Items from a figure collection
**********

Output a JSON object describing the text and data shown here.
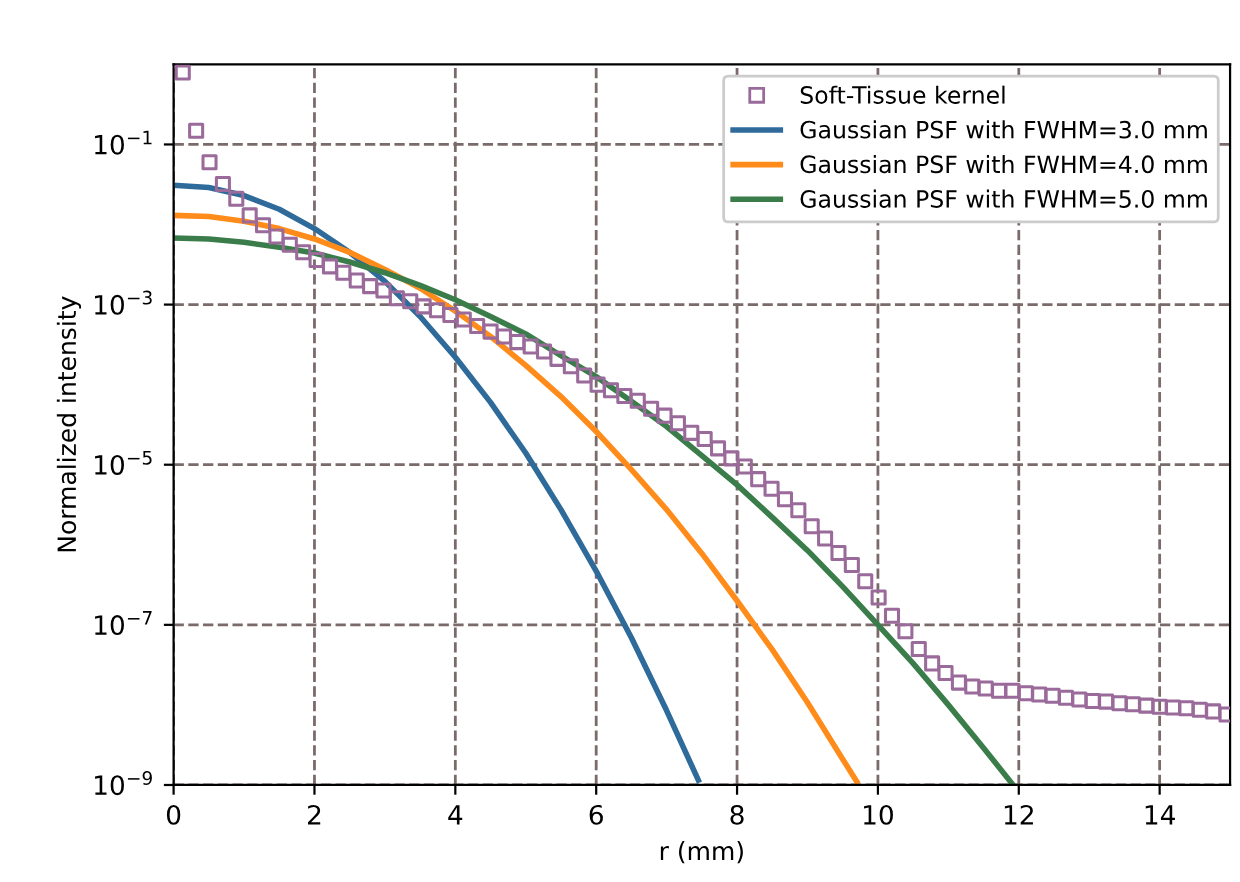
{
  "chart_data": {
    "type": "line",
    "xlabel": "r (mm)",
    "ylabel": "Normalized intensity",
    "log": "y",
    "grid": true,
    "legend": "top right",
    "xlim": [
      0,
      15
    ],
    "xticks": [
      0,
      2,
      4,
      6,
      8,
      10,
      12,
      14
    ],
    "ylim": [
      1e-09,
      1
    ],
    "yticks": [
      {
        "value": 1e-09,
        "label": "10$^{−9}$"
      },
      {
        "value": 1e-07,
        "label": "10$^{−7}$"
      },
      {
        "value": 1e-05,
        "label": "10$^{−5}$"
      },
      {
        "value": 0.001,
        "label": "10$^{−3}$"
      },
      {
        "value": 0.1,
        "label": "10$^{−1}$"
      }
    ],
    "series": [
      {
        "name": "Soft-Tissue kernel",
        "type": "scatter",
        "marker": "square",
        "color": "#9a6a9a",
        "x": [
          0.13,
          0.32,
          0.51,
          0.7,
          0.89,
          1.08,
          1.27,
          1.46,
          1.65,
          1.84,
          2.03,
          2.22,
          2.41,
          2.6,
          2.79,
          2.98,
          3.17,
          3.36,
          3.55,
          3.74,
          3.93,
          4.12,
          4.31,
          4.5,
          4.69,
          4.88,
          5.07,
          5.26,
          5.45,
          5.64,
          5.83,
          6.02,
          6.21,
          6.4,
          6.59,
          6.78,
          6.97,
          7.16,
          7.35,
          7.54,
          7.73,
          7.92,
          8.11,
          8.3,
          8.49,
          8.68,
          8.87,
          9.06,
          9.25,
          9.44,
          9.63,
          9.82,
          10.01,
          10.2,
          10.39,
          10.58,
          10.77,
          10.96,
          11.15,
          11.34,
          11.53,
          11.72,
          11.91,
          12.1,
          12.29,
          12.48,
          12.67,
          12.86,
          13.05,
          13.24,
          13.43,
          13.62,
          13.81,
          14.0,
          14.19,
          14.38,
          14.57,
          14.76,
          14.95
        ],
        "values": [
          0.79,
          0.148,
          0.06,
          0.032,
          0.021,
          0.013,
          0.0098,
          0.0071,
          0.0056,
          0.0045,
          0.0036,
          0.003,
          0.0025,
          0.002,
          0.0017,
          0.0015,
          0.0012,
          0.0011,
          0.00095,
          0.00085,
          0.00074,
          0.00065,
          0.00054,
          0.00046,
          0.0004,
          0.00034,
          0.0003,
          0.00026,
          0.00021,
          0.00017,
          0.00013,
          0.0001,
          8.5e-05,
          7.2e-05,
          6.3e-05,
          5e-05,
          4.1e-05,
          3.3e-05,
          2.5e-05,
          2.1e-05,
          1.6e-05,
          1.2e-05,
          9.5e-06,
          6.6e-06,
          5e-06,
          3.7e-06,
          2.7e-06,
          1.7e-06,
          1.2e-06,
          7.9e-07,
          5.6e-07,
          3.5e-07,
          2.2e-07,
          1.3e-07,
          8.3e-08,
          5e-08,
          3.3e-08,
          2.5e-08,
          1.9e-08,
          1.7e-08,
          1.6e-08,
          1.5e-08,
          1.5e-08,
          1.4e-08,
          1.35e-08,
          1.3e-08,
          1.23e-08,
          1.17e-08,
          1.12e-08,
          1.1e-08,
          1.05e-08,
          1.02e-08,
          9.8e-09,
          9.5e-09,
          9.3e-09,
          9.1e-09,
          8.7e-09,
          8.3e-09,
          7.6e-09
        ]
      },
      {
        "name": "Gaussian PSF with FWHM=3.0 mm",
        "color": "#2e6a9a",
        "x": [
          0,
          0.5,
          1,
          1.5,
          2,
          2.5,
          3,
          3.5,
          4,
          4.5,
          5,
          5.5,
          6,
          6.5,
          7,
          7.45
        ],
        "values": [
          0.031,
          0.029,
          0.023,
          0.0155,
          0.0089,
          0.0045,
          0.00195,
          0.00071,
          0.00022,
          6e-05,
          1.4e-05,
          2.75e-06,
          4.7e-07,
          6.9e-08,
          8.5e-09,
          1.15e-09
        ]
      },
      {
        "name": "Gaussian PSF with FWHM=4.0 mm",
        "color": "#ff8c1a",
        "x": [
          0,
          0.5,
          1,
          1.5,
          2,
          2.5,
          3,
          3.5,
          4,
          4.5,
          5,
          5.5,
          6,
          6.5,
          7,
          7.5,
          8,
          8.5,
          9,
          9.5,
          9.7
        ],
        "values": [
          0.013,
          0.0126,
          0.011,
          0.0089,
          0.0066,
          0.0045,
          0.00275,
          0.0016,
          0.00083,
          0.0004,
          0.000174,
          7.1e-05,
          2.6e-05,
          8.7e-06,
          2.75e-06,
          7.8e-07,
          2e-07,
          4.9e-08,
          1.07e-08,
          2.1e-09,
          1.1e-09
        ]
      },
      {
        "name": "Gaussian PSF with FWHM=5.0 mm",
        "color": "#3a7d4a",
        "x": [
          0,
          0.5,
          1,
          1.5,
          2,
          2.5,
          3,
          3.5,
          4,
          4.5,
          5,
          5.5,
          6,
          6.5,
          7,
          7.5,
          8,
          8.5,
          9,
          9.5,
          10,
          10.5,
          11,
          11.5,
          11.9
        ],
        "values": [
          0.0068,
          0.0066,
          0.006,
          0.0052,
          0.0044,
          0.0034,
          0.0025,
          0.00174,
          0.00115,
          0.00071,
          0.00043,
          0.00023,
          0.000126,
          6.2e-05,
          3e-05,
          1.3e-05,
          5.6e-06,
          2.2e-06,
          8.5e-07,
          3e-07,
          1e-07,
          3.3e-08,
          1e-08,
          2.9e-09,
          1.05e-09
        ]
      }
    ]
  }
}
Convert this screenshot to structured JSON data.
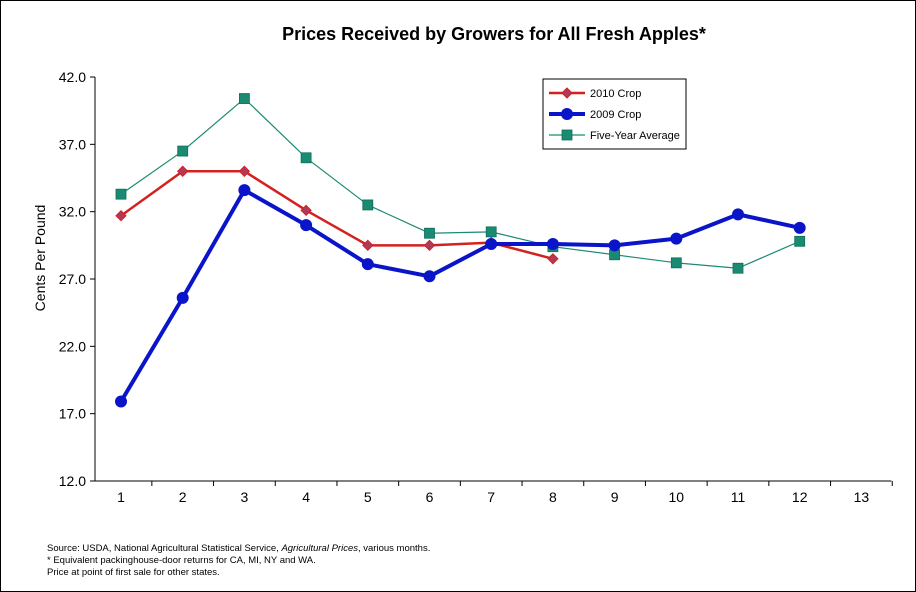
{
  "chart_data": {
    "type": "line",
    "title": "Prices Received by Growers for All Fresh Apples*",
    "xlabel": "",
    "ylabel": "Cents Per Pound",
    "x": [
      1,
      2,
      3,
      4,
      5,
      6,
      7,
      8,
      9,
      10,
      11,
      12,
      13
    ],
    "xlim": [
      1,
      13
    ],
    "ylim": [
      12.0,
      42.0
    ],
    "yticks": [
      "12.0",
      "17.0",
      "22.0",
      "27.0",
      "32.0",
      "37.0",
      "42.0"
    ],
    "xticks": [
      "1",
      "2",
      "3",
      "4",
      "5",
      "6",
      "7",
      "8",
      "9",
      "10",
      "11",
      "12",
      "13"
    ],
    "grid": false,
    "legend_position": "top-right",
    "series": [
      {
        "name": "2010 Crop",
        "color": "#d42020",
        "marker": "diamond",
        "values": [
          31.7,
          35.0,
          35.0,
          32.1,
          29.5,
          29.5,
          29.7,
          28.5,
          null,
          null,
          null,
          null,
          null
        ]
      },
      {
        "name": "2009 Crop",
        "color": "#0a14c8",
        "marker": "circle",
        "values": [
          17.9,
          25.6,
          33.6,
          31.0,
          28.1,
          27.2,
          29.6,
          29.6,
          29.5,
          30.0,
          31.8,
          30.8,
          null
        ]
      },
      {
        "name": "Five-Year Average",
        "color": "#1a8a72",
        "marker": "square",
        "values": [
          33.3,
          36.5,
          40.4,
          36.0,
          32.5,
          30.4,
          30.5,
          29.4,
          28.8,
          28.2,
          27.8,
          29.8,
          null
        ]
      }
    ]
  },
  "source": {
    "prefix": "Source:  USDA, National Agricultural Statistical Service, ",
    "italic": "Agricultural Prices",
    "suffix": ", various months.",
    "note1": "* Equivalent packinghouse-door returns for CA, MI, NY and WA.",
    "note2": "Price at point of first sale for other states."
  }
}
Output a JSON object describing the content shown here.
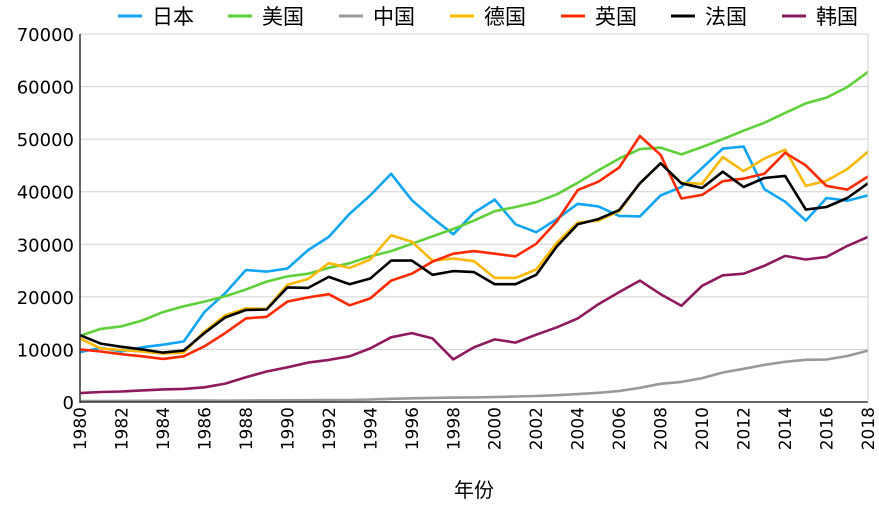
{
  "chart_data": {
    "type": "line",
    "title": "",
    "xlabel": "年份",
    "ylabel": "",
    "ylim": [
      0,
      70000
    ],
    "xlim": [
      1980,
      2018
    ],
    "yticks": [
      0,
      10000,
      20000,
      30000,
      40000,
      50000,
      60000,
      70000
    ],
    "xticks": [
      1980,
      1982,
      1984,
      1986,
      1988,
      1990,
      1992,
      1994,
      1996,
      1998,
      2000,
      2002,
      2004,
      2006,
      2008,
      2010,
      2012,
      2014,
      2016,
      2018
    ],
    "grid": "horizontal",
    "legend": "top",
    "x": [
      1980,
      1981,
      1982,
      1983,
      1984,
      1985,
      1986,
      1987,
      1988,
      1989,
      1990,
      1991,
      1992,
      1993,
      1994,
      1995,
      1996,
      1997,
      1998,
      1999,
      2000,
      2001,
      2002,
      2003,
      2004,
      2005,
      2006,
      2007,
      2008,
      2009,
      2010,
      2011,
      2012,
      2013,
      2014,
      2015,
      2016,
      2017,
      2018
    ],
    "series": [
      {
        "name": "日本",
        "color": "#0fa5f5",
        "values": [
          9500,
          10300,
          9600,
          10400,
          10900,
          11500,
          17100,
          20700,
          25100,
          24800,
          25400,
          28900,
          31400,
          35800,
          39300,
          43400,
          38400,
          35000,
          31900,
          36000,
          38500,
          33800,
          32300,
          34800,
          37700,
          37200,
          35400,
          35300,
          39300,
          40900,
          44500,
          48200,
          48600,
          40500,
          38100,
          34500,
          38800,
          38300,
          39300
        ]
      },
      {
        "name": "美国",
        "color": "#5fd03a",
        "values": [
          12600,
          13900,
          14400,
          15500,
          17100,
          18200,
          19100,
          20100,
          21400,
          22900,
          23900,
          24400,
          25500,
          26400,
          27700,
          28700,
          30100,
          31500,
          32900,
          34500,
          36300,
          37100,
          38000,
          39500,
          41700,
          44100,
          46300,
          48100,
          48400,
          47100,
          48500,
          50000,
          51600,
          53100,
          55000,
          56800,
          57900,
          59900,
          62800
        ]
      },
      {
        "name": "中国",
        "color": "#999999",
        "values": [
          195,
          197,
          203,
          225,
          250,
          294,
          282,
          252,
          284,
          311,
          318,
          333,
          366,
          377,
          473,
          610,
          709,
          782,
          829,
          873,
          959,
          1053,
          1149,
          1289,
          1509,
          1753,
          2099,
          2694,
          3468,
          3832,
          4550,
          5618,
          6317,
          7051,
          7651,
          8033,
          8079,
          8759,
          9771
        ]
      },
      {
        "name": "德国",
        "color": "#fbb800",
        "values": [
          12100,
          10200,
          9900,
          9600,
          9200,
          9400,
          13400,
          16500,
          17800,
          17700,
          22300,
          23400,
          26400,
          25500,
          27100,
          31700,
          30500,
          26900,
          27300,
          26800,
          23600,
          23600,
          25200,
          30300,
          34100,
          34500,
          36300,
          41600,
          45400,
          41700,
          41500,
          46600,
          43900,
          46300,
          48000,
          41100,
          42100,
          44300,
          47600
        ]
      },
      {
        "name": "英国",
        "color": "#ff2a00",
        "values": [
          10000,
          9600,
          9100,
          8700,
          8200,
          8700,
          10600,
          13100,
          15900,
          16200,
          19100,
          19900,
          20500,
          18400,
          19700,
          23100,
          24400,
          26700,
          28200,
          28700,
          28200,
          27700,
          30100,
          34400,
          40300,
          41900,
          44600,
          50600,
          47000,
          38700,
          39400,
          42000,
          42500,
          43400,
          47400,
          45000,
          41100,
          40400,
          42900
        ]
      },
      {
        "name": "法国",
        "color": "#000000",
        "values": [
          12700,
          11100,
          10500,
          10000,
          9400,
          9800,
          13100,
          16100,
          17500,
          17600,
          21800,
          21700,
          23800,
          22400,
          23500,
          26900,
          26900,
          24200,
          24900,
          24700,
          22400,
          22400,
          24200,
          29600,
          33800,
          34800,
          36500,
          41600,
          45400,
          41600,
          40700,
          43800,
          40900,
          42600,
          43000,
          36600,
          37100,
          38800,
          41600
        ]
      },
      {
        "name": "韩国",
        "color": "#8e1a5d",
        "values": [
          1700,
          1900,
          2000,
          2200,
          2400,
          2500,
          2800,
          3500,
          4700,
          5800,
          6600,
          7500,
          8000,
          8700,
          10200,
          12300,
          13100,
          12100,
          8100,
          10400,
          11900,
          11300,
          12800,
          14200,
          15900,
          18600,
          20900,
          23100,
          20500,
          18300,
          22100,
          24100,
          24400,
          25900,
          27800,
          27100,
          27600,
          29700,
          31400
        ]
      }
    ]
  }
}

**********

#### EXERCISE DETAILS
Copy every line of the records above that holds the word "right".

#### EXERCISE ANSWER
    "legend": "top right",
    "legend_position": "top-right",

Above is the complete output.